┌──
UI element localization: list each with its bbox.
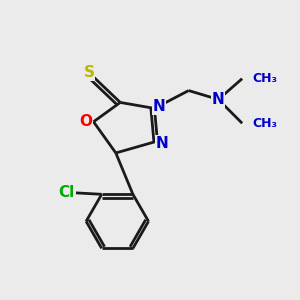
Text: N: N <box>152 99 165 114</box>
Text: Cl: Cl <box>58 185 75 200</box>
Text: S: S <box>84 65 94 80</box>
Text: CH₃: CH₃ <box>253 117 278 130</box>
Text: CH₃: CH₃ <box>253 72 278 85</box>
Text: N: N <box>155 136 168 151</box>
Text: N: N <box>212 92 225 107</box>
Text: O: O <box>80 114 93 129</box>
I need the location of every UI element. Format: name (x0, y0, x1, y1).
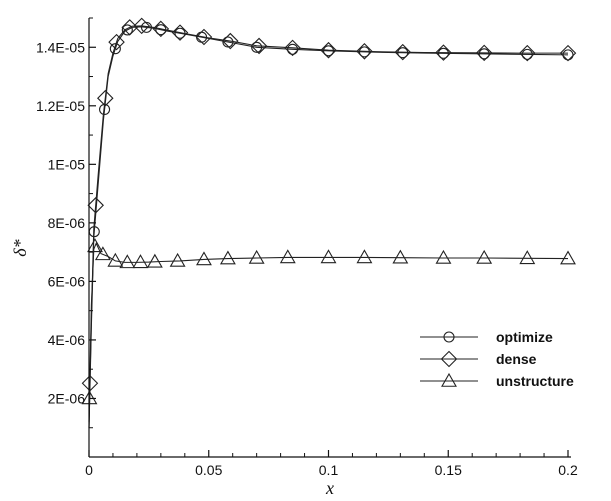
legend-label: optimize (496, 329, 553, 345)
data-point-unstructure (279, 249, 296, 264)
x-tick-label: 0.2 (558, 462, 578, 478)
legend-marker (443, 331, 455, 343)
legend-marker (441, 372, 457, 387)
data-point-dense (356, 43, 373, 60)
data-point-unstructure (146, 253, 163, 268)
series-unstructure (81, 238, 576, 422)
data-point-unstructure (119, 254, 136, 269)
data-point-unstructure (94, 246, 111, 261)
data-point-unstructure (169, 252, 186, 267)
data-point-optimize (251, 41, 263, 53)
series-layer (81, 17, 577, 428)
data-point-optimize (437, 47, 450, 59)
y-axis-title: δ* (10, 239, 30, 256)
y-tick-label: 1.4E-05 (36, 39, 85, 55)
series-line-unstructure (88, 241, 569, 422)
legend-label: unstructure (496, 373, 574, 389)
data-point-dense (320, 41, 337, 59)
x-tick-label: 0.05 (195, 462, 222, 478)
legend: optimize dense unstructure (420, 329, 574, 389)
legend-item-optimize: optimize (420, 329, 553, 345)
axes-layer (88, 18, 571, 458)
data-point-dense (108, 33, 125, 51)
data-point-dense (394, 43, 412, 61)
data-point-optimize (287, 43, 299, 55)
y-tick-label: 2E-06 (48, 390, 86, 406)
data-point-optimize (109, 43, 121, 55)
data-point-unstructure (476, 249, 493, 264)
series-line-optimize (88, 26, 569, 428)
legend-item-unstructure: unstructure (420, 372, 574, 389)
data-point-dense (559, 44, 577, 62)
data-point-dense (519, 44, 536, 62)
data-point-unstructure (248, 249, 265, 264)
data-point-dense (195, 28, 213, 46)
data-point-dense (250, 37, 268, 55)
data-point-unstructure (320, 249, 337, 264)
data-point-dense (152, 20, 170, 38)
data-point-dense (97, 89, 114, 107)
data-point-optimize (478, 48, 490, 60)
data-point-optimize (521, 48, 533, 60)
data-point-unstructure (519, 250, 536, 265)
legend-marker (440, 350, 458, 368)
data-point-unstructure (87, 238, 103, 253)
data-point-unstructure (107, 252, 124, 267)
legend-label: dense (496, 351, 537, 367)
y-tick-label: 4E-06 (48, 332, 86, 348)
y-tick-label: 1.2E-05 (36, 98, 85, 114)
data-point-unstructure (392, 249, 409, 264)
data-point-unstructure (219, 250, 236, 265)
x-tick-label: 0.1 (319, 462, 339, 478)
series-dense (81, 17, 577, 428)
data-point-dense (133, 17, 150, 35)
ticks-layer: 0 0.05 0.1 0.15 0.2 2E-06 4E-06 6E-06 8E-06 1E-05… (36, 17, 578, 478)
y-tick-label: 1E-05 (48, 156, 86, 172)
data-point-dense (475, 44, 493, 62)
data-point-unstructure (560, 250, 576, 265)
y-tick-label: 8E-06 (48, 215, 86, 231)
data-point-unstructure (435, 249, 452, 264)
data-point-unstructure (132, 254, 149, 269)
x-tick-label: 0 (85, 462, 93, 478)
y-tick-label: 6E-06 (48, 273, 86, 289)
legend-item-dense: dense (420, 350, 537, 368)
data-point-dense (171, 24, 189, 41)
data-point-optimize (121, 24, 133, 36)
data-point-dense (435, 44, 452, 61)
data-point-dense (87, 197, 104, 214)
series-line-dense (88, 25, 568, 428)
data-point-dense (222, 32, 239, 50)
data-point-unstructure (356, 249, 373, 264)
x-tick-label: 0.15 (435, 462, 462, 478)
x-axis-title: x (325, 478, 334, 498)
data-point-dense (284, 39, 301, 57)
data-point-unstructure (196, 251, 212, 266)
└──
- **TASK**: Can you retype every row above exactly, leaving the pictures out of your answer?

- **WRITTEN SOLUTION**:
UI element localization: list each with its bbox.
Text: N: N <box>152 99 165 114</box>
Text: Cl: Cl <box>58 185 75 200</box>
Text: S: S <box>84 65 94 80</box>
Text: CH₃: CH₃ <box>253 117 278 130</box>
Text: CH₃: CH₃ <box>253 72 278 85</box>
Text: N: N <box>155 136 168 151</box>
Text: N: N <box>212 92 225 107</box>
Text: O: O <box>80 114 93 129</box>
I need the location of every UI element. Format: name (x0, y0, x1, y1).
legend-label: optimize (496, 329, 553, 345)
data-point-unstructure (279, 249, 296, 264)
x-tick-label: 0.2 (558, 462, 578, 478)
legend-marker (443, 331, 455, 343)
legend-marker (441, 372, 457, 387)
data-point-dense (356, 43, 373, 60)
data-point-unstructure (146, 253, 163, 268)
series-unstructure (81, 238, 576, 422)
data-point-unstructure (119, 254, 136, 269)
data-point-unstructure (94, 246, 111, 261)
data-point-unstructure (169, 252, 186, 267)
data-point-optimize (251, 41, 263, 53)
series-layer (81, 17, 577, 428)
data-point-optimize (437, 47, 450, 59)
y-axis-title: δ* (10, 239, 30, 256)
y-tick-label: 1.4E-05 (36, 39, 85, 55)
series-line-unstructure (88, 241, 569, 422)
legend-label: unstructure (496, 373, 574, 389)
data-point-dense (320, 41, 337, 59)
x-tick-label: 0.05 (195, 462, 222, 478)
legend: optimize dense unstructure (420, 329, 574, 389)
legend-item-optimize: optimize (420, 329, 553, 345)
axes-layer (88, 18, 571, 458)
data-point-dense (108, 33, 125, 51)
data-point-dense (394, 43, 412, 61)
data-point-optimize (287, 43, 299, 55)
y-tick-label: 2E-06 (48, 390, 86, 406)
data-point-optimize (109, 43, 121, 55)
data-point-unstructure (476, 249, 493, 264)
series-line-optimize (88, 26, 569, 428)
legend-item-unstructure: unstructure (420, 372, 574, 389)
data-point-dense (559, 44, 577, 62)
data-point-dense (519, 44, 536, 62)
data-point-unstructure (248, 249, 265, 264)
data-point-dense (195, 28, 213, 46)
data-point-dense (250, 37, 268, 55)
data-point-unstructure (320, 249, 337, 264)
data-point-dense (152, 20, 170, 38)
data-point-dense (97, 89, 114, 107)
data-point-optimize (478, 48, 490, 60)
data-point-optimize (521, 48, 533, 60)
data-point-unstructure (519, 250, 536, 265)
legend-marker (440, 350, 458, 368)
data-point-unstructure (87, 238, 103, 253)
data-point-unstructure (107, 252, 124, 267)
legend-label: dense (496, 351, 537, 367)
y-tick-label: 4E-06 (48, 332, 86, 348)
y-tick-label: 1.2E-05 (36, 98, 85, 114)
data-point-unstructure (392, 249, 409, 264)
data-point-unstructure (219, 250, 236, 265)
x-tick-label: 0.1 (319, 462, 339, 478)
series-dense (81, 17, 577, 428)
data-point-dense (133, 17, 150, 35)
ticks-layer: 0 0.05 0.1 0.15 0.2 2E-06 4E-06 6E-06 8E-06 1E-05… (36, 17, 578, 478)
y-tick-label: 1E-05 (48, 156, 86, 172)
data-point-dense (475, 44, 493, 62)
data-point-unstructure (560, 250, 576, 265)
y-tick-label: 8E-06 (48, 215, 86, 231)
data-point-unstructure (435, 249, 452, 264)
data-point-unstructure (132, 254, 149, 269)
x-tick-label: 0 (85, 462, 93, 478)
y-tick-label: 6E-06 (48, 273, 86, 289)
legend-item-dense: dense (420, 350, 537, 368)
data-point-dense (171, 24, 189, 41)
data-point-optimize (121, 24, 133, 36)
data-point-dense (435, 44, 452, 61)
data-point-dense (87, 197, 104, 214)
series-line-dense (88, 25, 568, 428)
data-point-dense (222, 32, 239, 50)
data-point-unstructure (356, 249, 373, 264)
x-tick-label: 0.15 (435, 462, 462, 478)
x-axis-title: x (325, 478, 334, 498)
data-point-dense (284, 39, 301, 57)
data-point-unstructure (196, 251, 212, 266)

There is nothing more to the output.